[START Data]

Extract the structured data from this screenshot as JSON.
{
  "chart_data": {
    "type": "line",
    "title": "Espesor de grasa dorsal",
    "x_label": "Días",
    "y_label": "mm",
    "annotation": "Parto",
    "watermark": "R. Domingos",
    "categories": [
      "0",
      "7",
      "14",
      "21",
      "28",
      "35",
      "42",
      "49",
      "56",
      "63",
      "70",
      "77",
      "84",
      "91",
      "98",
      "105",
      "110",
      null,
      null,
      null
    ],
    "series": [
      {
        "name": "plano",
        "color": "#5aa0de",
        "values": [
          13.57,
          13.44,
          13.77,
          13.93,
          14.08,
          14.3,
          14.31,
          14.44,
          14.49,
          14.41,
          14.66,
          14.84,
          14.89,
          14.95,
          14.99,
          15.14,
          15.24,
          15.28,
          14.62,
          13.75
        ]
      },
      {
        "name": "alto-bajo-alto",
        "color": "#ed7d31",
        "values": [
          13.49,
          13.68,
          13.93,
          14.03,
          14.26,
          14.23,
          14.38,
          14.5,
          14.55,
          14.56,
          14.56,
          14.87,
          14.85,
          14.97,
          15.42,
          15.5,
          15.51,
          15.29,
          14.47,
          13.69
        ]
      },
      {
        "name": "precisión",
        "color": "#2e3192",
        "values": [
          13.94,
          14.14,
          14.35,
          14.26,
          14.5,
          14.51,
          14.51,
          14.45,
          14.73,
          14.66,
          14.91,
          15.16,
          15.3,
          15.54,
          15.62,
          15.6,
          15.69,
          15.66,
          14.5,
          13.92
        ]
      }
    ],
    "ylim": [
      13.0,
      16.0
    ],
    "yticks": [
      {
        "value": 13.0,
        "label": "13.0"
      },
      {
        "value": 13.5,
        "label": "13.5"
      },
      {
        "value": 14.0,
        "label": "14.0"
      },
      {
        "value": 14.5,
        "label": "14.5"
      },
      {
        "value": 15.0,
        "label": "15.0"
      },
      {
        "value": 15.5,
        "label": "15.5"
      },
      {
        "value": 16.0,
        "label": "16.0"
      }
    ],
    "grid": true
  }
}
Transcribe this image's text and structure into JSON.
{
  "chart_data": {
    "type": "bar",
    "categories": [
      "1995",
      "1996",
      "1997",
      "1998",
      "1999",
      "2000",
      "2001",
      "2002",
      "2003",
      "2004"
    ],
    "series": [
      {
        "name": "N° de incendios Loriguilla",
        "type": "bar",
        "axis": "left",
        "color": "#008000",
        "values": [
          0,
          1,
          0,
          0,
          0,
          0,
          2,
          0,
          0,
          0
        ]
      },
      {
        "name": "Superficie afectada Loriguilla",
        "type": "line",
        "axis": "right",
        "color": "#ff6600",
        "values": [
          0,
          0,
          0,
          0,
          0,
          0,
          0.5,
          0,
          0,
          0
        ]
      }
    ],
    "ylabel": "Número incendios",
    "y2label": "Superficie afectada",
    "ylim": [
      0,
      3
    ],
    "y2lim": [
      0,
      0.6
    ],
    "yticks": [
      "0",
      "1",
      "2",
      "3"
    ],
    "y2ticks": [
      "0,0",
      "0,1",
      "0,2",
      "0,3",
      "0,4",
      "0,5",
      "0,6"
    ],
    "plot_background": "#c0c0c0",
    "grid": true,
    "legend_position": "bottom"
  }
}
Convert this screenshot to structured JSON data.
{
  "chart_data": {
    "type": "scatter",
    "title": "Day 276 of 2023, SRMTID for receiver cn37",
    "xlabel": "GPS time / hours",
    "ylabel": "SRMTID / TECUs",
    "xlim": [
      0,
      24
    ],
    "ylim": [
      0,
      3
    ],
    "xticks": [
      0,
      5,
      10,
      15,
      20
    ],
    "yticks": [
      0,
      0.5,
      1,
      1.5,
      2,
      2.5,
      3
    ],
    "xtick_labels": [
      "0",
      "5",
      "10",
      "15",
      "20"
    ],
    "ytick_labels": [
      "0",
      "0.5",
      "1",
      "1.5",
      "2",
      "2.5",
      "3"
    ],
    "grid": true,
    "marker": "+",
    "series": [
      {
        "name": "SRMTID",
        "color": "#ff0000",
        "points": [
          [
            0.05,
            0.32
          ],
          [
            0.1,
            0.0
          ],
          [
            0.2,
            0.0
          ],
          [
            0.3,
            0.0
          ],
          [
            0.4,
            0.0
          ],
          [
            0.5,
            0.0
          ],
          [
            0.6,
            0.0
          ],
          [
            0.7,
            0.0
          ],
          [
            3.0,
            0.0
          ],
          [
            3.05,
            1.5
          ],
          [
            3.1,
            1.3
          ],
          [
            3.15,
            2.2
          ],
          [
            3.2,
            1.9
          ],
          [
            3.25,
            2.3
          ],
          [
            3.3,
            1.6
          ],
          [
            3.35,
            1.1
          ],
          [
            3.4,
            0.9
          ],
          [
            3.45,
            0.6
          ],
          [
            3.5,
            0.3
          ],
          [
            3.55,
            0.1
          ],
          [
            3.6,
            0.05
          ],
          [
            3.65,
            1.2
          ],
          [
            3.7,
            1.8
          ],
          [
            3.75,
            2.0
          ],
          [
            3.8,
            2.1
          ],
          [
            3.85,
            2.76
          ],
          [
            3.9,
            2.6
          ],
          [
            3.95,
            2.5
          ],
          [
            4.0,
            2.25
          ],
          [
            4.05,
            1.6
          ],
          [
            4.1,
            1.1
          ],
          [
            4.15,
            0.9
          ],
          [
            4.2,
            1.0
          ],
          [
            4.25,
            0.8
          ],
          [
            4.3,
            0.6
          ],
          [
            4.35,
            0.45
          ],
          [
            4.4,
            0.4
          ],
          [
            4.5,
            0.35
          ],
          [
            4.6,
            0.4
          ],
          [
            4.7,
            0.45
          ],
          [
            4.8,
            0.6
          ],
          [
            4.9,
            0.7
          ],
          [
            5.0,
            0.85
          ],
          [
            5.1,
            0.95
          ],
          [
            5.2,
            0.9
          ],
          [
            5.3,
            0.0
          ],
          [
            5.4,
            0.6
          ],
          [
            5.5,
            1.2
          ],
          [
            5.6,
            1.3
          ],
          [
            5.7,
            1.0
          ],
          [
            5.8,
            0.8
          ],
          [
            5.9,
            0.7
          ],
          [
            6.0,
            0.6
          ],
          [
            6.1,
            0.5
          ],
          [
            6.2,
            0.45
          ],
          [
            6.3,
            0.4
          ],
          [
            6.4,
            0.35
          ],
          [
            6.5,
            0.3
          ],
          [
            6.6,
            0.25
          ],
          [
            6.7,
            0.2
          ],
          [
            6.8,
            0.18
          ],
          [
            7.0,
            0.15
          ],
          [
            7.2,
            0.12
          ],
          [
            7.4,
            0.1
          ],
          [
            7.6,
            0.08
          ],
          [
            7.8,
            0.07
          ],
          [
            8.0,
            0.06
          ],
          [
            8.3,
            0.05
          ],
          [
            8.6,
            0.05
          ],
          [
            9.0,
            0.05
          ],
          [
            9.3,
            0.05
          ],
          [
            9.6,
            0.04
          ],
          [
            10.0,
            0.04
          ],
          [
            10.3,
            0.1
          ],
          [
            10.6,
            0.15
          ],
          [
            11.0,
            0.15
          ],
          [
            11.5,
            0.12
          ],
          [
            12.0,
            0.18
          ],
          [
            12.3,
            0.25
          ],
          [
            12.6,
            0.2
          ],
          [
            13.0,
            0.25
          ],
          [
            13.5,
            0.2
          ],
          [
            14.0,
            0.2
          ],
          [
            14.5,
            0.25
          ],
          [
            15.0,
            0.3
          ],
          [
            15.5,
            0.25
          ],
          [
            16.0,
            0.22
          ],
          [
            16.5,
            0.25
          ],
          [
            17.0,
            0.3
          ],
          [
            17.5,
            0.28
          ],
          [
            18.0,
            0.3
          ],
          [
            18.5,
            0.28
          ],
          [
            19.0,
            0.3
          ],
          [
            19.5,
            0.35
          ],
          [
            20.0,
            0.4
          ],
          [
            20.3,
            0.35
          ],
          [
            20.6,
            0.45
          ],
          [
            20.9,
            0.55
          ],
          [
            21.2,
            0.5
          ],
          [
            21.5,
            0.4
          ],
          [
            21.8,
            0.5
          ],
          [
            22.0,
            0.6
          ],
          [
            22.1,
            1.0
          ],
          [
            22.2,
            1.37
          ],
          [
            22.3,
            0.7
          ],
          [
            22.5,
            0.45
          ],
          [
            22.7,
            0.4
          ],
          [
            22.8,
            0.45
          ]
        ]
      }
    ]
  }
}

[END Data]

» **Exercise requirements**:
Identify every line above with the string "ylabel" in it. Copy those lines.

» **Result for this task**:
    "ylabel": "Número incendios",
    "ylabel": "SRMTID / TECUs",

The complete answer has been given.